[DATA PROVIDED start]

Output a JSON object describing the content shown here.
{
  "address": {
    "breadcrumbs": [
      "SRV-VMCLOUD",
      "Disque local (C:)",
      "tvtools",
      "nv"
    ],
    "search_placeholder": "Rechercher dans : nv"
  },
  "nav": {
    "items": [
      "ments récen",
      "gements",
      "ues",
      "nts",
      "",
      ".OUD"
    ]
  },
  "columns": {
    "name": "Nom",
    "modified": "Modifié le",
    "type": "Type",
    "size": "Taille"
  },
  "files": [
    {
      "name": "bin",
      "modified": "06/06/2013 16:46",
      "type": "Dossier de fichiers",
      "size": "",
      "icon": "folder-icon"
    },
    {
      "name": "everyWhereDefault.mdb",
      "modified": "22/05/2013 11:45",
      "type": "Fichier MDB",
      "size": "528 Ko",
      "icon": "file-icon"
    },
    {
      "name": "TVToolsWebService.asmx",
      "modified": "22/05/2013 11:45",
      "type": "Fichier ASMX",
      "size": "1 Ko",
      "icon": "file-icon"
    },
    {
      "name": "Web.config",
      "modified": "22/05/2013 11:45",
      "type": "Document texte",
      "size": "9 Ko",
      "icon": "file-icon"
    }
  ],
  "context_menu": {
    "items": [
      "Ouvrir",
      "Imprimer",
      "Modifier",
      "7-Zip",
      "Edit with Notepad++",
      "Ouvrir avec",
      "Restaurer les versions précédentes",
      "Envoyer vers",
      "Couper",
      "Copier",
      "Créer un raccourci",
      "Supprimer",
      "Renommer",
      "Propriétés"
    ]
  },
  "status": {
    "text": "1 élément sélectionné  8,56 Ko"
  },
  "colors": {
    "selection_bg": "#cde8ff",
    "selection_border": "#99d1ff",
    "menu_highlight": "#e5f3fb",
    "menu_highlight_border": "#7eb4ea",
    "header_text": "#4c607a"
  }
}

[DATA PROVIDED end]

- _WHAT YOU WILL DO_:
Set all of the records down again, exactly as they stand.

- _SOLUTION FOR THIS PROBLEM_:
Output a JSON object describing the content shown here.
{
  "address": {
    "breadcrumbs": [
      "SRV-VMCLOUD",
      "Disque local (C:)",
      "tvtools",
      "nv"
    ],
    "search_placeholder": "Rechercher dans : nv"
  },
  "nav": {
    "items": [
      "ments récen",
      "gements",
      "ues",
      "nts",
      "",
      ".OUD"
    ]
  },
  "columns": {
    "name": "Nom",
    "modified": "Modifié le",
    "type": "Type",
    "size": "Taille"
  },
  "files": [
    {
      "name": "bin",
      "modified": "06/06/2013 16:46",
      "type": "Dossier de fichiers",
      "size": "",
      "icon": "folder-icon"
    },
    {
      "name": "everyWhereDefault.mdb",
      "modified": "22/05/2013 11:45",
      "type": "Fichier MDB",
      "size": "528 Ko",
      "icon": "file-icon"
    },
    {
      "name": "TVToolsWebService.asmx",
      "modified": "22/05/2013 11:45",
      "type": "Fichier ASMX",
      "size": "1 Ko",
      "icon": "file-icon"
    },
    {
      "name": "Web.config",
      "modified": "22/05/2013 11:45",
      "type": "Document texte",
      "size": "9 Ko",
      "icon": "file-icon"
    }
  ],
  "context_menu": {
    "items": [
      "Ouvrir",
      "Imprimer",
      "Modifier",
      "7-Zip",
      "Edit with Notepad++",
      "Ouvrir avec",
      "Restaurer les versions précédentes",
      "Envoyer vers",
      "Couper",
      "Copier",
      "Créer un raccourci",
      "Supprimer",
      "Renommer",
      "Propriétés"
    ]
  },
  "status": {
    "text": "1 élément sélectionné  8,56 Ko"
  },
  "colors": {
    "selection_bg": "#cde8ff",
    "selection_border": "#99d1ff",
    "menu_highlight": "#e5f3fb",
    "menu_highlight_border": "#7eb4ea",
    "header_text": "#4c607a"
  }
}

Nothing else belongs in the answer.